+++ RECORDS FOR THE EXERCISE

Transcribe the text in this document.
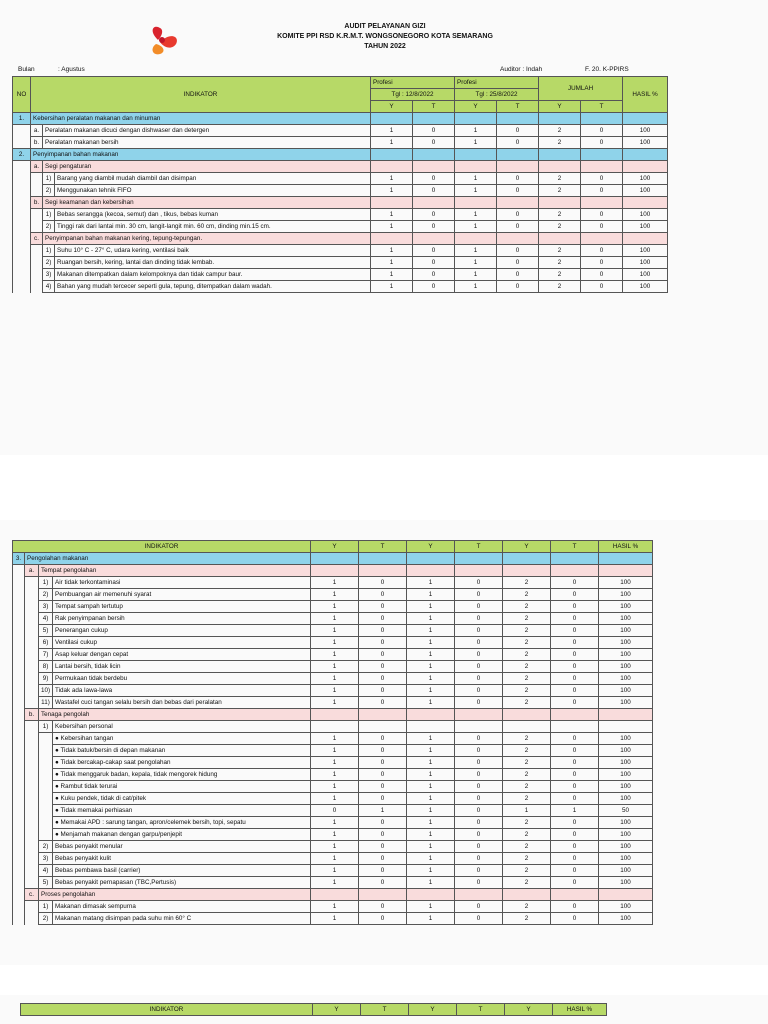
AUDIT PELAYANAN GIZI
KOMITE PPI RSD K.R.M.T. WONGSONEGORO KOTA SEMARANG
TAHUN 2022
Bulan	: Agustus	Auditor : Indah	F. 20. K-PPIRS
NO	INDIKATOR			Profesi		Profesi		JUMLAH		HASIL %
				Tgl : 12/8/2022		Tgl : 25/8/2022				
				Y	T	Y	T	Y	T	
1.	Kebersihan peralatan makanan dan minuman									
	a.	Peralatan makanan dicuci dengan dishwaser dan detergen		1	0	1	0	2	0	100
	b.	Peralatan makanan bersih		1	0	1	0	2	0	100
2.	Penyimpanan bahan makanan									
	a.	Segi pengaturan								
		1)	Barang yang diambil mudah diambil dan disimpan	1	0	1	0	2	0	100
		2)	Menggunakan tehnik FIFO	1	0	1	0	2	0	100
	b.	Segi keamanan dan kebersihan								
		1)	Bebas serangga (kecoa, semut) dan , tikus, bebas kuman	1	0	1	0	2	0	100
		2)	Tinggi rak dari lantai min. 30 cm, langit-langit min. 60 cm, dinding min.15 cm.	1	0	1	0	2	0	100
	c.	Penyimpanan bahan makanan kering, tepung-tepungan.								
		1)	Suhu 10° C - 27° C, udara kering, ventilasi baik	1	0	1	0	2	0	100
		2)	Ruangan bersih, kering, lantai dan dinding tidak lembab.	1	0	1	0	2	0	100
		3)	Makanan ditempatkan dalam kelompoknya dan tidak campur baur.	1	0	1	0	2	0	100
		4)	Bahan yang mudah tercecer seperti gula, tepung, ditempatkan dalam wadah.	1	0	1	0	2	0	100
INDIKATOR				Y	T	Y	T	Y	T	HASIL %
3.	Pengolahan makanan									
	a.	Tempat pengolahan								
		1)	Air tidak terkontaminasi	1	0	1	0	2	0	100
		2)	Pembuangan air memenuhi syarat	1	0	1	0	2	0	100
		3)	Tempat sampah tertutup	1	0	1	0	2	0	100
		4)	Rak penyimpanan bersih	1	0	1	0	2	0	100
		5)	Penerangan cukup	1	0	1	0	2	0	100
		6)	Ventilasi cukup	1	0	1	0	2	0	100
		7)	Asap keluar dengan cepat	1	0	1	0	2	0	100
		8)	Lantai bersih, tidak licin	1	0	1	0	2	0	100
		9)	Permukaan tidak berdebu	1	0	1	0	2	0	100
		10)	Tidak ada lawa-lawa	1	0	1	0	2	0	100
		11)	Wastafel cuci tangan selalu bersih dan bebas dari peralatan	1	0	1	0	2	0	100
	b.	Tenaga pengolah								
		1)	Kebersihan personal							
			● Kebersihan tangan	1	0	1	0	2	0	100
			● Tidak batuk/bersin di depan makanan	1	0	1	0	2	0	100
			● Tidak bercakap-cakap saat pengolahan	1	0	1	0	2	0	100
			● Tidak menggaruk badan, kepala, tidak mengorek hidung	1	0	1	0	2	0	100
			● Rambut tidak terurai	1	0	1	0	2	0	100
			● Kuku pendek, tidak di cat/pitek	1	0	1	0	2	0	100
			● Tidak memakai perhiasan	0	1	1	0	1	1	50
			● Memakai APD : sarung tangan, apron/celemek bersih, topi, sepatu	1	0	1	0	2	0	100
			● Menjamah makanan dengan garpu/penjepit	1	0	1	0	2	0	100
		2)	Bebas penyakit menular	1	0	1	0	2	0	100
		3)	Bebas penyakit kulit	1	0	1	0	2	0	100
		4)	Bebas pembawa basil (carrier)	1	0	1	0	2	0	100
		5)	Bebas penyakit pernapasan (TBC,Pertusis)	1	0	1	0	2	0	100
	c.	Proses pengolahan								
		1)	Makanan dimasak sempurna	1	0	1	0	2	0	100
		2)	Makanan matang disimpan pada suhu min 60° C	1	0	1	0	2	0	100
INDIKATOR	Y	T	Y	T	Y	HASIL %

++++++

EXERCISE: Every line of the listing that holds "kering" is to be counted; give only the resulting number.

EXERCISE ANSWER: 3